For the records below, say how many lines contain the string "about". Give the number only.

──────── Dataset

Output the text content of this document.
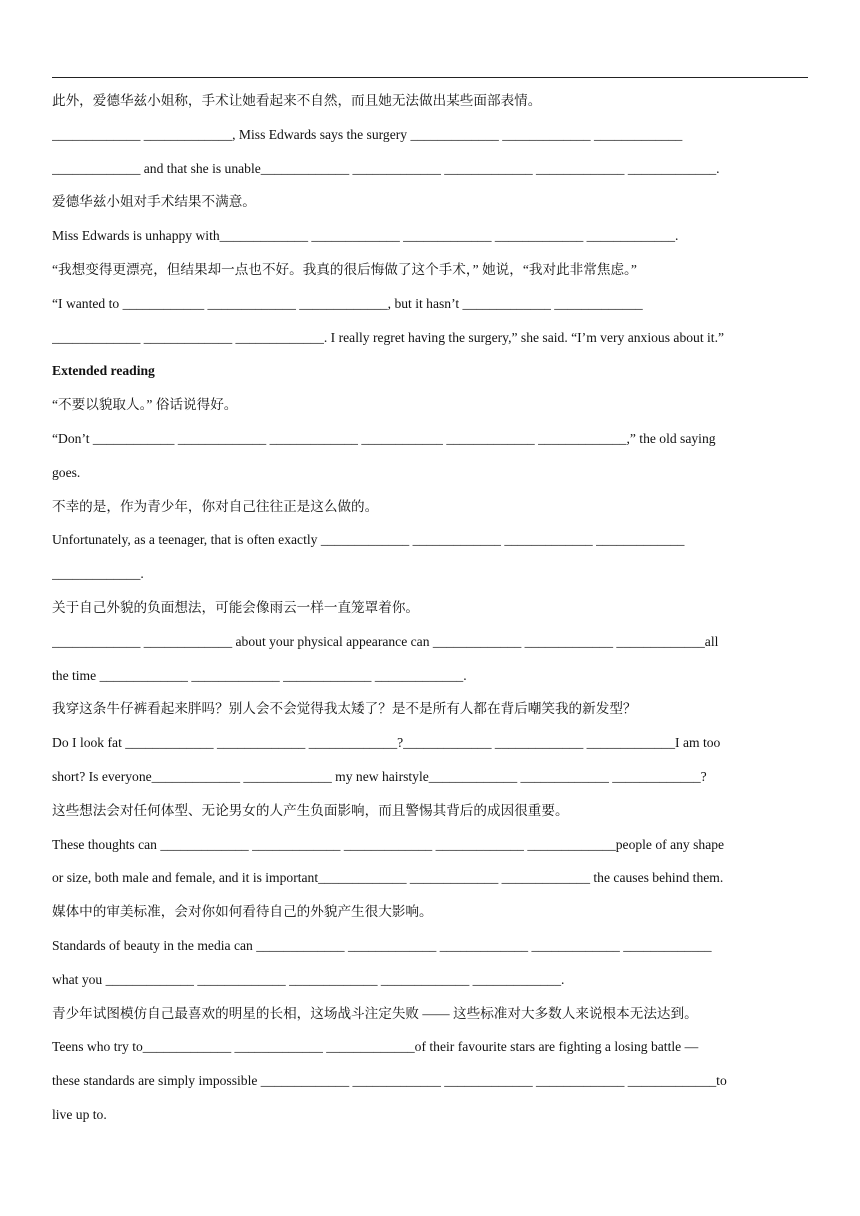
此外，爱德华兹小姐称，手术让她看起来不自然，而且她无法做出某些面部表情。
_____________ _____________, Miss Edwards says the surgery _____________ _____________ _____________
_____________ and that she is unable_____________ _____________ _____________ _____________ _____________.
爱德华兹小姐对手术结果不满意。
Miss Edwards is unhappy with_____________ _____________ _____________ _____________ _____________.
“我想变得更漂亮，但结果却一点也不好。我真的很后悔做了这个手术，” 她说，“我对此非常焦虑。”
“I wanted to ____________ _____________ _____________, but it hasn’t _____________ _____________
_____________ _____________ _____________. I really regret having the surgery,” she said. “I’m very anxious about it.”
Extended reading
“不要以貌取人。” 俗话说得好。
“Don’t ____________ _____________ _____________ ____________ _____________ _____________,” the old saying
goes.
不幸的是，作为青少年，你对自己往往正是这么做的。
Unfortunately, as a teenager, that is often exactly _____________ _____________ _____________ _____________
_____________.
关于自己外貌的负面想法，可能会像雨云一样一直笼罩着你。
_____________ _____________ about your physical appearance can _____________ _____________ _____________all
the time _____________ _____________ _____________ _____________.
我穿这条牛仔裤看起来胖吗？别人会不会觉得我太矮了？是不是所有人都在背后嘲笑我的新发型？
Do I look fat _____________ _____________ _____________?_____________ _____________ _____________I am too
short? Is everyone_____________ _____________ my new hairstyle_____________ _____________ _____________?
这些想法会对任何体型、无论男女的人产生负面影响，而且警惕其背后的成因很重要。
These thoughts can _____________ _____________ _____________ _____________ _____________people of any shape
or size, both male and female, and it is important_____________ _____________ _____________ the causes behind them.
媒体中的审美标准，会对你如何看待自己的外貌产生很大影响。
Standards of beauty in the media can _____________ _____________ _____________ _____________ _____________
what you _____________ _____________ _____________ _____________ _____________.
青少年试图模仿自己最喜欢的明星的长相，这场战斗注定失败 —— 这些标准对大多数人来说根本无法达到。
Teens who try to_____________ _____________ _____________of their favourite stars are fighting a losing battle —
these standards are simply impossible _____________ _____________ _____________ _____________ _____________to
live up to.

────────────────

Answer to the problem ->
2